TASK STATEMENT> Write each line out again exactly as written.
[start INPUT ROWS]
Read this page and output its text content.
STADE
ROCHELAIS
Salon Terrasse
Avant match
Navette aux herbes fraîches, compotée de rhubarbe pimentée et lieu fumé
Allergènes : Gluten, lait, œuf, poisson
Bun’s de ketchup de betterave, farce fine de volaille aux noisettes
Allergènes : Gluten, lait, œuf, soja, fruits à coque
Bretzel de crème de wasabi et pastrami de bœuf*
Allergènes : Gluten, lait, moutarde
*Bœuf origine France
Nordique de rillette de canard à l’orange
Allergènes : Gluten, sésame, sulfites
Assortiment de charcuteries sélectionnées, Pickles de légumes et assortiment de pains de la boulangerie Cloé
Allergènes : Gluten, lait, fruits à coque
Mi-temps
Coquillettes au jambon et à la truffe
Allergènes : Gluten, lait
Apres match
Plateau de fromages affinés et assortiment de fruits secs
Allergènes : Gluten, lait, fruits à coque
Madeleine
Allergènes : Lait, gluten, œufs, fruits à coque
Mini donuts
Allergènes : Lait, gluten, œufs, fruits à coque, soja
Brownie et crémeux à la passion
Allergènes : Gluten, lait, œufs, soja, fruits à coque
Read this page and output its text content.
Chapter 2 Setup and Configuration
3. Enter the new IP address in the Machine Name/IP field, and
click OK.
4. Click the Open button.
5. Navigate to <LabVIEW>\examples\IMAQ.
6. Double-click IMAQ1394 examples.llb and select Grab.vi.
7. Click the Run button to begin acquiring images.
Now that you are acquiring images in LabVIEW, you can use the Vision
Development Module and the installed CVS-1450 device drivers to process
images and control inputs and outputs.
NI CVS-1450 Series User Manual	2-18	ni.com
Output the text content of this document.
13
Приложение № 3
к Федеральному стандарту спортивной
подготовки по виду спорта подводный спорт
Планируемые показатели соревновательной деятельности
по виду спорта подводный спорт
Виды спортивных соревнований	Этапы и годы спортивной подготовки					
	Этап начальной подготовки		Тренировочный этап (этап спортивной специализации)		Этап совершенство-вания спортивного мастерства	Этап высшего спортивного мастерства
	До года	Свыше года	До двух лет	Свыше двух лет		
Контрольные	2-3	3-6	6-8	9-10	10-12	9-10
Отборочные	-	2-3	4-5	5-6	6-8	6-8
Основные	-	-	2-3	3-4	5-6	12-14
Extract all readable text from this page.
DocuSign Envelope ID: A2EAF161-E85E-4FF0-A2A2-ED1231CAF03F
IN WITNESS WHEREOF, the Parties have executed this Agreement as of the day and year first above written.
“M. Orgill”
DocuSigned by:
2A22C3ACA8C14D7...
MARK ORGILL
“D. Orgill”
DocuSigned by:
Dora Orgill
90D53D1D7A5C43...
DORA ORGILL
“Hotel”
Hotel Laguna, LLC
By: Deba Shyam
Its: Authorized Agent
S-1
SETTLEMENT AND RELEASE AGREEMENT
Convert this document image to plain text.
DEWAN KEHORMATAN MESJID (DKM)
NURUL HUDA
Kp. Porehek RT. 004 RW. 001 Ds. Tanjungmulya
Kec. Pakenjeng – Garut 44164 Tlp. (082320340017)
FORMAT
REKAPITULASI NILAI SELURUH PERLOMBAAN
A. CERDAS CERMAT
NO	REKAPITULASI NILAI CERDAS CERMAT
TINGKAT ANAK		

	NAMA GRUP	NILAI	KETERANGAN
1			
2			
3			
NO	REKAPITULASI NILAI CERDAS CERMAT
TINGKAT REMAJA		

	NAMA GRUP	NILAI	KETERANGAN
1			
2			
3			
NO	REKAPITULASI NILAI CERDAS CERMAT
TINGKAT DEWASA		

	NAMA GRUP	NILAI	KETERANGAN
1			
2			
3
[end INPUT ROWS]
OUTPUT OF THE TASK>
Read this page and output its text content.
STADE
ROCHELAIS
Salon Terrasse
Avant match
Navette aux herbes fraîches, compotée de rhubarbe pimentée et lieu fumé
Allergènes : Gluten, lait, œuf, poisson
Bun’s de ketchup de betterave, farce fine de volaille aux noisettes
Allergènes : Gluten, lait, œuf, soja, fruits à coque
Bretzel de crème de wasabi et pastrami de bœuf*
Allergènes : Gluten, lait, moutarde
*Bœuf origine France
Nordique de rillette de canard à l’orange
Allergènes : Gluten, sésame, sulfites
Assortiment de charcuteries sélectionnées, Pickles de légumes et assortiment de pains de la boulangerie Cloé
Allergènes : Gluten, lait, fruits à coque
Mi-temps
Coquillettes au jambon et à la truffe
Allergènes : Gluten, lait
Apres match
Plateau de fromages affinés et assortiment de fruits secs
Allergènes : Gluten, lait, fruits à coque
Madeleine
Allergènes : Lait, gluten, œufs, fruits à coque
Mini donuts
Allergènes : Lait, gluten, œufs, fruits à coque, soja
Brownie et crémeux à la passion
Allergènes : Gluten, lait, œufs, soja, fruits à coque
Read this page and output its text content.
Chapter 2 Setup and Configuration
3. Enter the new IP address in the Machine Name/IP field, and
click OK.
4. Click the Open button.
5. Navigate to <LabVIEW>\examples\IMAQ.
6. Double-click IMAQ1394 examples.llb and select Grab.vi.
7. Click the Run button to begin acquiring images.
Now that you are acquiring images in LabVIEW, you can use the Vision
Development Module and the installed CVS-1450 device drivers to process
images and control inputs and outputs.
NI CVS-1450 Series User Manual	2-18	ni.com
Output the text content of this document.
13
Приложение № 3
к Федеральному стандарту спортивной
подготовки по виду спорта подводный спорт
Планируемые показатели соревновательной деятельности
по виду спорта подводный спорт
Виды спортивных соревнований	Этапы и годы спортивной подготовки					
	Этап начальной подготовки		Тренировочный этап (этап спортивной специализации)		Этап совершенство-вания спортивного мастерства	Этап высшего спортивного мастерства
	До года	Свыше года	До двух лет	Свыше двух лет		
Контрольные	2-3	3-6	6-8	9-10	10-12	9-10
Отборочные	-	2-3	4-5	5-6	6-8	6-8
Основные	-	-	2-3	3-4	5-6	12-14
Extract all readable text from this page.
DocuSign Envelope ID: A2EAF161-E85E-4FF0-A2A2-ED1231CAF03F
IN WITNESS WHEREOF, the Parties have executed this Agreement as of the day and year first above written.
“M. Orgill”
DocuSigned by:
2A22C3ACA8C14D7...
MARK ORGILL
“D. Orgill”
DocuSigned by:
Dora Orgill
90D53D1D7A5C43...
DORA ORGILL
“Hotel”
Hotel Laguna, LLC
By: Deba Shyam
Its: Authorized Agent
S-1
SETTLEMENT AND RELEASE AGREEMENT
Convert this document image to plain text.
DEWAN KEHORMATAN MESJID (DKM)
NURUL HUDA
Kp. Porehek RT. 004 RW. 001 Ds. Tanjungmulya
Kec. Pakenjeng – Garut 44164 Tlp. (082320340017)
FORMAT
REKAPITULASI NILAI SELURUH PERLOMBAAN
A. CERDAS CERMAT
NO	REKAPITULASI NILAI CERDAS CERMAT
TINGKAT ANAK		

	NAMA GRUP	NILAI	KETERANGAN
1			
2			
3			
NO	REKAPITULASI NILAI CERDAS CERMAT
TINGKAT REMAJA		

	NAMA GRUP	NILAI	KETERANGAN
1			
2			
3			
NO	REKAPITULASI NILAI CERDAS CERMAT
TINGKAT DEWASA		

	NAMA GRUP	NILAI	KETERANGAN
1			
2			
3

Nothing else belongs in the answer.